• **Problem to work on**: Gather all lines containing the string "Ctrl" and copy them out.

• **Available records**:
+---+

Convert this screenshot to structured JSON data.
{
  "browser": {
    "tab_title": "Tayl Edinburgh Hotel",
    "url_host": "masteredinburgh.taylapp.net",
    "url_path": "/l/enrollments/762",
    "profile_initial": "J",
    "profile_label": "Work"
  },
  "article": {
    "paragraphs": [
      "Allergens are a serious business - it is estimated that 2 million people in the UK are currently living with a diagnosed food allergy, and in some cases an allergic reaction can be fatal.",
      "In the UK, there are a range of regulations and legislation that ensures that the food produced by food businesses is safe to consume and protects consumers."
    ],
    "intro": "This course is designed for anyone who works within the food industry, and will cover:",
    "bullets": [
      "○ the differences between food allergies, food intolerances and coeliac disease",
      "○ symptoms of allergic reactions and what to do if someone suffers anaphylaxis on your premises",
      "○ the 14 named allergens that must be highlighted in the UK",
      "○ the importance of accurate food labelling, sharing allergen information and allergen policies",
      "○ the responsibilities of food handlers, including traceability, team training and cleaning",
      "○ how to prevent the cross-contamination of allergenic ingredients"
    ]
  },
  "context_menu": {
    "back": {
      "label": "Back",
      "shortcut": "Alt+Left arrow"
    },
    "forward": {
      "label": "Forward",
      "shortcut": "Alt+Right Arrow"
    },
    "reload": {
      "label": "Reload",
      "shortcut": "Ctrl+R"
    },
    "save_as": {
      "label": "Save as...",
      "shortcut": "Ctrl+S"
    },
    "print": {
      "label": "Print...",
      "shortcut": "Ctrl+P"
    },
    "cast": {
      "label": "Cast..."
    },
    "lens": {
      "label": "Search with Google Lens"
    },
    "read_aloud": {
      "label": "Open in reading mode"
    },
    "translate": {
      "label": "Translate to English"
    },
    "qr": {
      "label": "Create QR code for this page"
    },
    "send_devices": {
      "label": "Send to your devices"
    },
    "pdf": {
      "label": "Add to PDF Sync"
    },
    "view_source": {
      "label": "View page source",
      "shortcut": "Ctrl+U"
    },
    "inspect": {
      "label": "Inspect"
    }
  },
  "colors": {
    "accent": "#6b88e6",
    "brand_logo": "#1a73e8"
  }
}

+---+

• **Response to this task**:
      "shortcut": "Ctrl+R"
      "shortcut": "Ctrl+S"
      "shortcut": "Ctrl+P"
      "shortcut": "Ctrl+U"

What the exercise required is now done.